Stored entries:
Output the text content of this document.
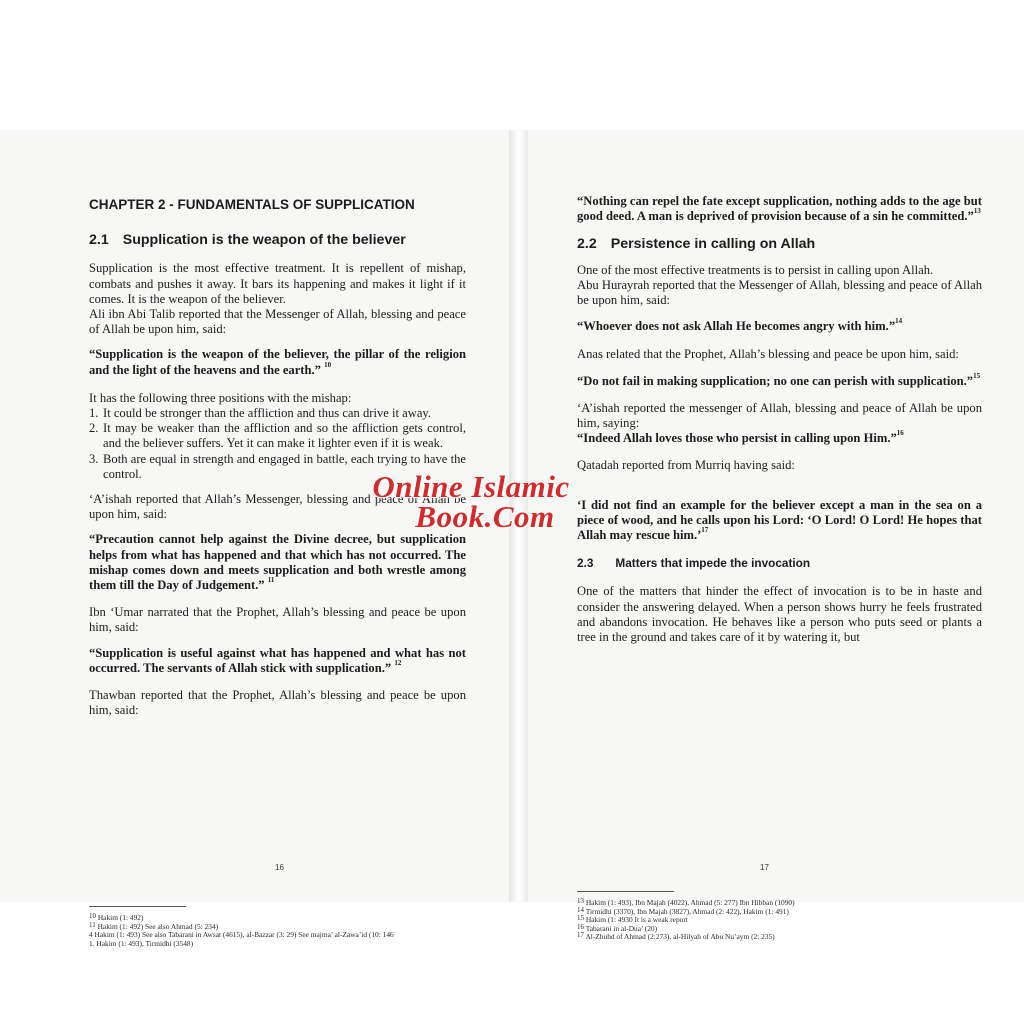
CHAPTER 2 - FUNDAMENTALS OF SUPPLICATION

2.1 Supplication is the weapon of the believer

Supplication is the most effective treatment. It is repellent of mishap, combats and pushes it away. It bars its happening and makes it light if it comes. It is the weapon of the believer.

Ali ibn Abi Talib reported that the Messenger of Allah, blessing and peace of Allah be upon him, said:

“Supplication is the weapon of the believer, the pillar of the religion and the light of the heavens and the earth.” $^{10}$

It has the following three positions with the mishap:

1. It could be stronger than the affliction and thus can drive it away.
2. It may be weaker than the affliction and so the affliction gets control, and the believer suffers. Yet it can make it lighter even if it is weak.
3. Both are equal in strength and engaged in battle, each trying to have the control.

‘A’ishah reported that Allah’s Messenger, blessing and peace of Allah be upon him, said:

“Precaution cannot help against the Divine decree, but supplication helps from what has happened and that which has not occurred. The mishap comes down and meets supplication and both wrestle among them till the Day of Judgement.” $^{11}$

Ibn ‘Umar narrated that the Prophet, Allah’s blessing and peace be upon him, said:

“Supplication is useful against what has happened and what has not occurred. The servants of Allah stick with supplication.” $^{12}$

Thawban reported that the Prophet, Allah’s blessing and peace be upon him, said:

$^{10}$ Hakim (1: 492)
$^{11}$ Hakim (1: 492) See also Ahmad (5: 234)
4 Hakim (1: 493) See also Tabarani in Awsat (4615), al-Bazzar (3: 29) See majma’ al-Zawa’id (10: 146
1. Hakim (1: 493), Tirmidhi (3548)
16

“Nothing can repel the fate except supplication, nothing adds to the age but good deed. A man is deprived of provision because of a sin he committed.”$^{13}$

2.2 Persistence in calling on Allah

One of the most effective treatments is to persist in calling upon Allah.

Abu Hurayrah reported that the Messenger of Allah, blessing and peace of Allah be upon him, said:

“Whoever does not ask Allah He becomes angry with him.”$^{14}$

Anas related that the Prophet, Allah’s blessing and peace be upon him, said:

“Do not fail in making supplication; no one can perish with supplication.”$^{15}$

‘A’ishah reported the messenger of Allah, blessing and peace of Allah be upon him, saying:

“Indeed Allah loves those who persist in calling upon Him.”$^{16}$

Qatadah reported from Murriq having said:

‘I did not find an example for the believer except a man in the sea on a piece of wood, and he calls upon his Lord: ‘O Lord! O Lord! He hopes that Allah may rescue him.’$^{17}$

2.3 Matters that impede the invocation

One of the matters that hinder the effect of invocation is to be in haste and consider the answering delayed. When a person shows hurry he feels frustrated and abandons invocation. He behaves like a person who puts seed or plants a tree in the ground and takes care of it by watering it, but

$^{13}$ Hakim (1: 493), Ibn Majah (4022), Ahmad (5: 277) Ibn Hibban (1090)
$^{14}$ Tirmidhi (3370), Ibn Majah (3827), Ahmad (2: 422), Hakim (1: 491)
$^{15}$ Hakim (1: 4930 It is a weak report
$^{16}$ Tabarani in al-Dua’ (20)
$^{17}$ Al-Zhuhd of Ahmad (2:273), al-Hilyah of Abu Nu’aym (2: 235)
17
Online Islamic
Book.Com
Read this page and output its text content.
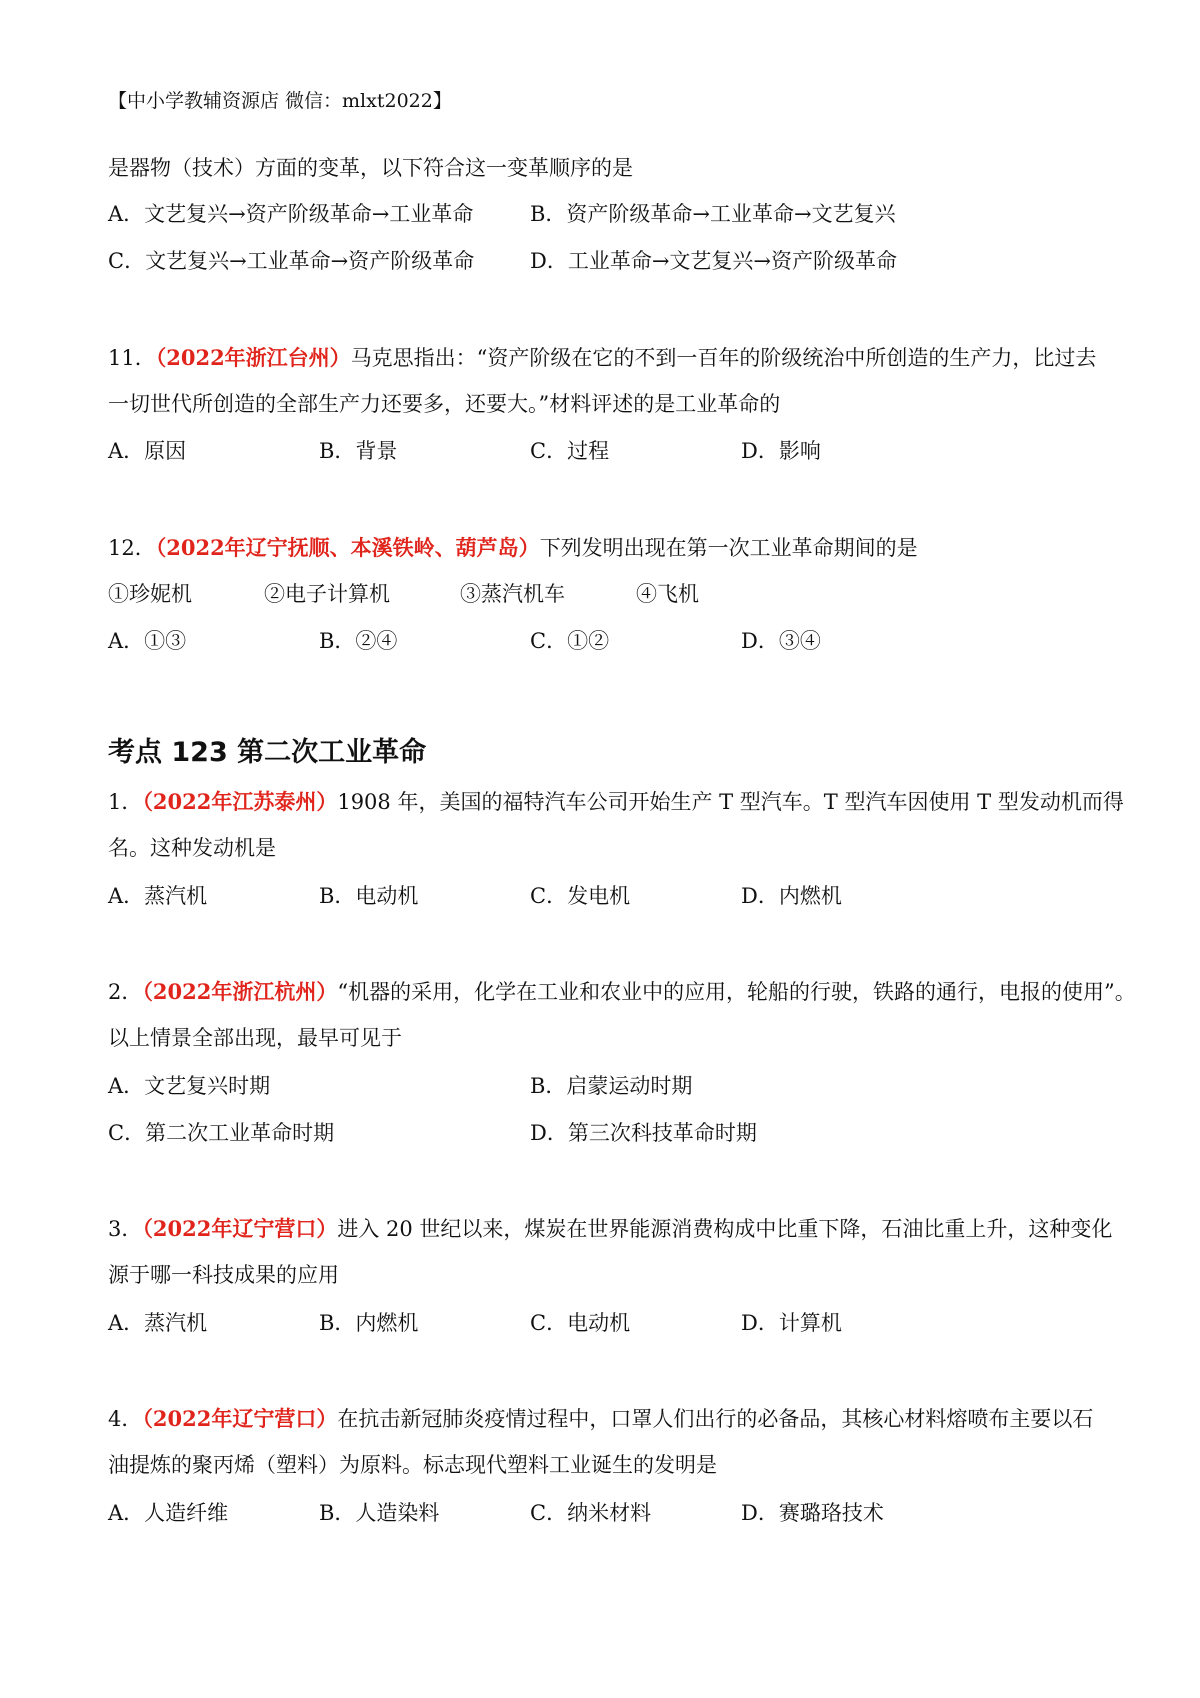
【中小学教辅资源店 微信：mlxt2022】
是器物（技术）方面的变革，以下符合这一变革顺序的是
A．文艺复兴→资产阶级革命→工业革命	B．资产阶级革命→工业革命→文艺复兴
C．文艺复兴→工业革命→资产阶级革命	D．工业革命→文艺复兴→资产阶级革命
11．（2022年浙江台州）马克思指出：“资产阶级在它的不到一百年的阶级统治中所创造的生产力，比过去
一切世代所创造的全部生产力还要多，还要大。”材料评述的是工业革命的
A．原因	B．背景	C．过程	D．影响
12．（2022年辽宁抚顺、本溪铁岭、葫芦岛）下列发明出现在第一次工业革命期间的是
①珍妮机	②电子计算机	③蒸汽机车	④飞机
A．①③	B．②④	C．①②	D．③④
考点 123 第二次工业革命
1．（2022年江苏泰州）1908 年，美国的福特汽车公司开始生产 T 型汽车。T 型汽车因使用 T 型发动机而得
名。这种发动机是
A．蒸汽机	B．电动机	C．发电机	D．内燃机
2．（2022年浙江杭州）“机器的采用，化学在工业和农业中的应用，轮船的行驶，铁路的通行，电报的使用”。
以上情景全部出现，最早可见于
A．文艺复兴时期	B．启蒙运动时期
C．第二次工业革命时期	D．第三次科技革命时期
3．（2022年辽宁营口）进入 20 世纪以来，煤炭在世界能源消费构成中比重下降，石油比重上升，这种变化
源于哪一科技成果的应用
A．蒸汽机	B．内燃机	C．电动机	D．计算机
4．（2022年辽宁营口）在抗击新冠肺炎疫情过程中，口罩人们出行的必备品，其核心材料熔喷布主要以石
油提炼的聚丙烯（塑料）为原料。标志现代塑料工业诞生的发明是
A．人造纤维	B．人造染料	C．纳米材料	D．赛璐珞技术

Task instructions: Give an exact copy of the material, leaving out every picture.

Answer to the exercise:
Output the text content of this document.
CHAPTER 2 - FUNDAMENTALS OF SUPPLICATION

2.1 Supplication is the weapon of the believer

Supplication is the most effective treatment. It is repellent of mishap, combats and pushes it away. It bars its happening and makes it light if it comes. It is the weapon of the believer.

Ali ibn Abi Talib reported that the Messenger of Allah, blessing and peace of Allah be upon him, said:

“Supplication is the weapon of the believer, the pillar of the religion and the light of the heavens and the earth.” $^{10}$

It has the following three positions with the mishap:

1. It could be stronger than the affliction and thus can drive it away.
2. It may be weaker than the affliction and so the affliction gets control, and the believer suffers. Yet it can make it lighter even if it is weak.
3. Both are equal in strength and engaged in battle, each trying to have the control.

‘A’ishah reported that Allah’s Messenger, blessing and peace of Allah be upon him, said:

“Precaution cannot help against the Divine decree, but supplication helps from what has happened and that which has not occurred. The mishap comes down and meets supplication and both wrestle among them till the Day of Judgement.” $^{11}$

Ibn ‘Umar narrated that the Prophet, Allah’s blessing and peace be upon him, said:

“Supplication is useful against what has happened and what has not occurred. The servants of Allah stick with supplication.” $^{12}$

Thawban reported that the Prophet, Allah’s blessing and peace be upon him, said:

$^{10}$ Hakim (1: 492)
$^{11}$ Hakim (1: 492) See also Ahmad (5: 234)
4 Hakim (1: 493) See also Tabarani in Awsat (4615), al-Bazzar (3: 29) See majma’ al-Zawa’id (10: 146
1. Hakim (1: 493), Tirmidhi (3548)
16

“Nothing can repel the fate except supplication, nothing adds to the age but good deed. A man is deprived of provision because of a sin he committed.”$^{13}$

2.2 Persistence in calling on Allah

One of the most effective treatments is to persist in calling upon Allah.

Abu Hurayrah reported that the Messenger of Allah, blessing and peace of Allah be upon him, said:

“Whoever does not ask Allah He becomes angry with him.”$^{14}$

Anas related that the Prophet, Allah’s blessing and peace be upon him, said:

“Do not fail in making supplication; no one can perish with supplication.”$^{15}$

‘A’ishah reported the messenger of Allah, blessing and peace of Allah be upon him, saying:

“Indeed Allah loves those who persist in calling upon Him.”$^{16}$

Qatadah reported from Murriq having said:

‘I did not find an example for the believer except a man in the sea on a piece of wood, and he calls upon his Lord: ‘O Lord! O Lord! He hopes that Allah may rescue him.’$^{17}$

2.3 Matters that impede the invocation

One of the matters that hinder the effect of invocation is to be in haste and consider the answering delayed. When a person shows hurry he feels frustrated and abandons invocation. He behaves like a person who puts seed or plants a tree in the ground and takes care of it by watering it, but

$^{13}$ Hakim (1: 493), Ibn Majah (4022), Ahmad (5: 277) Ibn Hibban (1090)
$^{14}$ Tirmidhi (3370), Ibn Majah (3827), Ahmad (2: 422), Hakim (1: 491)
$^{15}$ Hakim (1: 4930 It is a weak report
$^{16}$ Tabarani in al-Dua’ (20)
$^{17}$ Al-Zhuhd of Ahmad (2:273), al-Hilyah of Abu Nu’aym (2: 235)
17
Online Islamic
Book.Com
Read this page and output its text content.
【中小学教辅资源店 微信：mlxt2022】
是器物（技术）方面的变革，以下符合这一变革顺序的是
A．文艺复兴→资产阶级革命→工业革命	B．资产阶级革命→工业革命→文艺复兴
C．文艺复兴→工业革命→资产阶级革命	D．工业革命→文艺复兴→资产阶级革命
11．（2022年浙江台州）马克思指出：“资产阶级在它的不到一百年的阶级统治中所创造的生产力，比过去
一切世代所创造的全部生产力还要多，还要大。”材料评述的是工业革命的
A．原因	B．背景	C．过程	D．影响
12．（2022年辽宁抚顺、本溪铁岭、葫芦岛）下列发明出现在第一次工业革命期间的是
①珍妮机	②电子计算机	③蒸汽机车	④飞机
A．①③	B．②④	C．①②	D．③④
考点 123 第二次工业革命
1．（2022年江苏泰州）1908 年，美国的福特汽车公司开始生产 T 型汽车。T 型汽车因使用 T 型发动机而得
名。这种发动机是
A．蒸汽机	B．电动机	C．发电机	D．内燃机
2．（2022年浙江杭州）“机器的采用，化学在工业和农业中的应用，轮船的行驶，铁路的通行，电报的使用”。
以上情景全部出现，最早可见于
A．文艺复兴时期	B．启蒙运动时期
C．第二次工业革命时期	D．第三次科技革命时期
3．（2022年辽宁营口）进入 20 世纪以来，煤炭在世界能源消费构成中比重下降，石油比重上升，这种变化
源于哪一科技成果的应用
A．蒸汽机	B．内燃机	C．电动机	D．计算机
4．（2022年辽宁营口）在抗击新冠肺炎疫情过程中，口罩人们出行的必备品，其核心材料熔喷布主要以石
油提炼的聚丙烯（塑料）为原料。标志现代塑料工业诞生的发明是
A．人造纤维	B．人造染料	C．纳米材料	D．赛璐珞技术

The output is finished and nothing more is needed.